INPUT
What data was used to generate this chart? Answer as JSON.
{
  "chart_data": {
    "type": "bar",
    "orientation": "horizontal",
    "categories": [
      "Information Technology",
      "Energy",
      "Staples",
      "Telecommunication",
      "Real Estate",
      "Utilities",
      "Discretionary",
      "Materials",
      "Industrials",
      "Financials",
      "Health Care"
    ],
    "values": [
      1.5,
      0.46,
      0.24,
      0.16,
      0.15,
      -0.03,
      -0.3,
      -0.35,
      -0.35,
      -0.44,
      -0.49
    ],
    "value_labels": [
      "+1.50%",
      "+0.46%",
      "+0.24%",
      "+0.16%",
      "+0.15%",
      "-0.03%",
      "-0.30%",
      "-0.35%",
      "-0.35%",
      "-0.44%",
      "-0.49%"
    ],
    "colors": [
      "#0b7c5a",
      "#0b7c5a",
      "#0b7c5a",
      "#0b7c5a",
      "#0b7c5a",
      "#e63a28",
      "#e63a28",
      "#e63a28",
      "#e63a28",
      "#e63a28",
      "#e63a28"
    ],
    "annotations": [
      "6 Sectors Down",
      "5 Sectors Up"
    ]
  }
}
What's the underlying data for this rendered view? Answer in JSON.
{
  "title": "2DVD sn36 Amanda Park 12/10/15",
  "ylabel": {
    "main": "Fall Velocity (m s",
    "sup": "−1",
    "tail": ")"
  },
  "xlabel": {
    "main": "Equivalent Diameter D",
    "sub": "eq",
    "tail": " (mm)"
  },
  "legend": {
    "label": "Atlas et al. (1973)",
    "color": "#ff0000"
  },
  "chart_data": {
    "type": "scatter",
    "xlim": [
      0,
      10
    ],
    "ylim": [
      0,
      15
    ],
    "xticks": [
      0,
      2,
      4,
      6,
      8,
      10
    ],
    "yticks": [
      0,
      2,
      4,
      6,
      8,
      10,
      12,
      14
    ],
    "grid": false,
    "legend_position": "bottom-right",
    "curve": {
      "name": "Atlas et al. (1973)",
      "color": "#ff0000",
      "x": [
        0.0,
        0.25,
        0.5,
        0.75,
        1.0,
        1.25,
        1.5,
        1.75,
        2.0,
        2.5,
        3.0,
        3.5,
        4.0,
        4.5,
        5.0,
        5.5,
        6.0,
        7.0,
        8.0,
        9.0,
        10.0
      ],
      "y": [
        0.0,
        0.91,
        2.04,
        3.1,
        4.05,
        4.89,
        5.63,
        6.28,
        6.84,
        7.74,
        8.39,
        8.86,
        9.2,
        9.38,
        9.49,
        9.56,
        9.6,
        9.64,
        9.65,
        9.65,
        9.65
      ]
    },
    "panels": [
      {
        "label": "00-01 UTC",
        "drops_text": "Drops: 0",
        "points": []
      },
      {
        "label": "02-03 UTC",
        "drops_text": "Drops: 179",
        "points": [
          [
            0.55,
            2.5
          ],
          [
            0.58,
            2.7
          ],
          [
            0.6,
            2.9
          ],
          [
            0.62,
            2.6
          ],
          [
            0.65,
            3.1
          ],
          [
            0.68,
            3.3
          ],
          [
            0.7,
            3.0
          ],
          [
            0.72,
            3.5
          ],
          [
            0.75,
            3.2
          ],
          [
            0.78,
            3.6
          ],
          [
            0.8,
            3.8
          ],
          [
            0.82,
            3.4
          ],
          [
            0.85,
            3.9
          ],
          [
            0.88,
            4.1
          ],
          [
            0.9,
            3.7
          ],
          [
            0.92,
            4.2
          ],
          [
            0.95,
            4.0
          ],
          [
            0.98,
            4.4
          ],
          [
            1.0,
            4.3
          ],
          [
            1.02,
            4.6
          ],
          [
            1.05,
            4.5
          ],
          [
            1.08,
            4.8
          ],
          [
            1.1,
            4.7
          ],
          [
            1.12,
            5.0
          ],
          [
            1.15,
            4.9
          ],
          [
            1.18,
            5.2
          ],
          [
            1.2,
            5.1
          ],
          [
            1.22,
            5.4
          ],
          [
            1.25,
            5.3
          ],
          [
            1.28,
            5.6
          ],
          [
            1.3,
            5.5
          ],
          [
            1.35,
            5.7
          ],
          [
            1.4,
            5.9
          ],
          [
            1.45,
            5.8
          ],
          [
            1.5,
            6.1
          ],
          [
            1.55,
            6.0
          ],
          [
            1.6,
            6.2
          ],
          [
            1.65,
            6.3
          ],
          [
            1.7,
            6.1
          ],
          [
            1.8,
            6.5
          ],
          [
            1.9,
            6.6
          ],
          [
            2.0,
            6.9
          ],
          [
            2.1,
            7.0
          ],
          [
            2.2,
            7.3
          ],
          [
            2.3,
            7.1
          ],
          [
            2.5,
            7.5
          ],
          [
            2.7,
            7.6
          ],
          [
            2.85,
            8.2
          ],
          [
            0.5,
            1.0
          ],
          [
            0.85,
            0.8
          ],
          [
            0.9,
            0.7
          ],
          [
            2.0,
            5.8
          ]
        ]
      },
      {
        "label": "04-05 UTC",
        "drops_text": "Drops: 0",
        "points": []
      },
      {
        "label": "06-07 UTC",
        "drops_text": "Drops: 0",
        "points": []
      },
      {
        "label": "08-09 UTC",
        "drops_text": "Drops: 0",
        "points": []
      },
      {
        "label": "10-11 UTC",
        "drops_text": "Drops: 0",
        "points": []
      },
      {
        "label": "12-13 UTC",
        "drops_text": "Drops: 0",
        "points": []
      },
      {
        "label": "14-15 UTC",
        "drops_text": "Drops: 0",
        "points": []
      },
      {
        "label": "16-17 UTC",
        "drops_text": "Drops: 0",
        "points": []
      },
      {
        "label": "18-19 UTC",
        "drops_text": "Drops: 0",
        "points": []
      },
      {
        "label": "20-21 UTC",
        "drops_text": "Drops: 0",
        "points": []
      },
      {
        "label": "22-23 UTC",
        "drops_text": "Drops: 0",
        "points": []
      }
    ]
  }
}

GIVEN PROBLEM
Copy all data exactly, start to finish.

ANSWER TO THE PROBLEM
What data was used to generate this chart? Answer as JSON.
{
  "chart_data": {
    "type": "bar",
    "orientation": "horizontal",
    "categories": [
      "Information Technology",
      "Energy",
      "Staples",
      "Telecommunication",
      "Real Estate",
      "Utilities",
      "Discretionary",
      "Materials",
      "Industrials",
      "Financials",
      "Health Care"
    ],
    "values": [
      1.5,
      0.46,
      0.24,
      0.16,
      0.15,
      -0.03,
      -0.3,
      -0.35,
      -0.35,
      -0.44,
      -0.49
    ],
    "value_labels": [
      "+1.50%",
      "+0.46%",
      "+0.24%",
      "+0.16%",
      "+0.15%",
      "-0.03%",
      "-0.30%",
      "-0.35%",
      "-0.35%",
      "-0.44%",
      "-0.49%"
    ],
    "colors": [
      "#0b7c5a",
      "#0b7c5a",
      "#0b7c5a",
      "#0b7c5a",
      "#0b7c5a",
      "#e63a28",
      "#e63a28",
      "#e63a28",
      "#e63a28",
      "#e63a28",
      "#e63a28"
    ],
    "annotations": [
      "6 Sectors Down",
      "5 Sectors Up"
    ]
  }
}
What's the underlying data for this rendered view? Answer in JSON.
{
  "title": "2DVD sn36 Amanda Park 12/10/15",
  "ylabel": {
    "main": "Fall Velocity (m s",
    "sup": "−1",
    "tail": ")"
  },
  "xlabel": {
    "main": "Equivalent Diameter D",
    "sub": "eq",
    "tail": " (mm)"
  },
  "legend": {
    "label": "Atlas et al. (1973)",
    "color": "#ff0000"
  },
  "chart_data": {
    "type": "scatter",
    "xlim": [
      0,
      10
    ],
    "ylim": [
      0,
      15
    ],
    "xticks": [
      0,
      2,
      4,
      6,
      8,
      10
    ],
    "yticks": [
      0,
      2,
      4,
      6,
      8,
      10,
      12,
      14
    ],
    "grid": false,
    "legend_position": "bottom-right",
    "curve": {
      "name": "Atlas et al. (1973)",
      "color": "#ff0000",
      "x": [
        0.0,
        0.25,
        0.5,
        0.75,
        1.0,
        1.25,
        1.5,
        1.75,
        2.0,
        2.5,
        3.0,
        3.5,
        4.0,
        4.5,
        5.0,
        5.5,
        6.0,
        7.0,
        8.0,
        9.0,
        10.0
      ],
      "y": [
        0.0,
        0.91,
        2.04,
        3.1,
        4.05,
        4.89,
        5.63,
        6.28,
        6.84,
        7.74,
        8.39,
        8.86,
        9.2,
        9.38,
        9.49,
        9.56,
        9.6,
        9.64,
        9.65,
        9.65,
        9.65
      ]
    },
    "panels": [
      {
        "label": "00-01 UTC",
        "drops_text": "Drops: 0",
        "points": []
      },
      {
        "label": "02-03 UTC",
        "drops_text": "Drops: 179",
        "points": [
          [
            0.55,
            2.5
          ],
          [
            0.58,
            2.7
          ],
          [
            0.6,
            2.9
          ],
          [
            0.62,
            2.6
          ],
          [
            0.65,
            3.1
          ],
          [
            0.68,
            3.3
          ],
          [
            0.7,
            3.0
          ],
          [
            0.72,
            3.5
          ],
          [
            0.75,
            3.2
          ],
          [
            0.78,
            3.6
          ],
          [
            0.8,
            3.8
          ],
          [
            0.82,
            3.4
          ],
          [
            0.85,
            3.9
          ],
          [
            0.88,
            4.1
          ],
          [
            0.9,
            3.7
          ],
          [
            0.92,
            4.2
          ],
          [
            0.95,
            4.0
          ],
          [
            0.98,
            4.4
          ],
          [
            1.0,
            4.3
          ],
          [
            1.02,
            4.6
          ],
          [
            1.05,
            4.5
          ],
          [
            1.08,
            4.8
          ],
          [
            1.1,
            4.7
          ],
          [
            1.12,
            5.0
          ],
          [
            1.15,
            4.9
          ],
          [
            1.18,
            5.2
          ],
          [
            1.2,
            5.1
          ],
          [
            1.22,
            5.4
          ],
          [
            1.25,
            5.3
          ],
          [
            1.28,
            5.6
          ],
          [
            1.3,
            5.5
          ],
          [
            1.35,
            5.7
          ],
          [
            1.4,
            5.9
          ],
          [
            1.45,
            5.8
          ],
          [
            1.5,
            6.1
          ],
          [
            1.55,
            6.0
          ],
          [
            1.6,
            6.2
          ],
          [
            1.65,
            6.3
          ],
          [
            1.7,
            6.1
          ],
          [
            1.8,
            6.5
          ],
          [
            1.9,
            6.6
          ],
          [
            2.0,
            6.9
          ],
          [
            2.1,
            7.0
          ],
          [
            2.2,
            7.3
          ],
          [
            2.3,
            7.1
          ],
          [
            2.5,
            7.5
          ],
          [
            2.7,
            7.6
          ],
          [
            2.85,
            8.2
          ],
          [
            0.5,
            1.0
          ],
          [
            0.85,
            0.8
          ],
          [
            0.9,
            0.7
          ],
          [
            2.0,
            5.8
          ]
        ]
      },
      {
        "label": "04-05 UTC",
        "drops_text": "Drops: 0",
        "points": []
      },
      {
        "label": "06-07 UTC",
        "drops_text": "Drops: 0",
        "points": []
      },
      {
        "label": "08-09 UTC",
        "drops_text": "Drops: 0",
        "points": []
      },
      {
        "label": "10-11 UTC",
        "drops_text": "Drops: 0",
        "points": []
      },
      {
        "label": "12-13 UTC",
        "drops_text": "Drops: 0",
        "points": []
      },
      {
        "label": "14-15 UTC",
        "drops_text": "Drops: 0",
        "points": []
      },
      {
        "label": "16-17 UTC",
        "drops_text": "Drops: 0",
        "points": []
      },
      {
        "label": "18-19 UTC",
        "drops_text": "Drops: 0",
        "points": []
      },
      {
        "label": "20-21 UTC",
        "drops_text": "Drops: 0",
        "points": []
      },
      {
        "label": "22-23 UTC",
        "drops_text": "Drops: 0",
        "points": []
      }
    ]
  }
}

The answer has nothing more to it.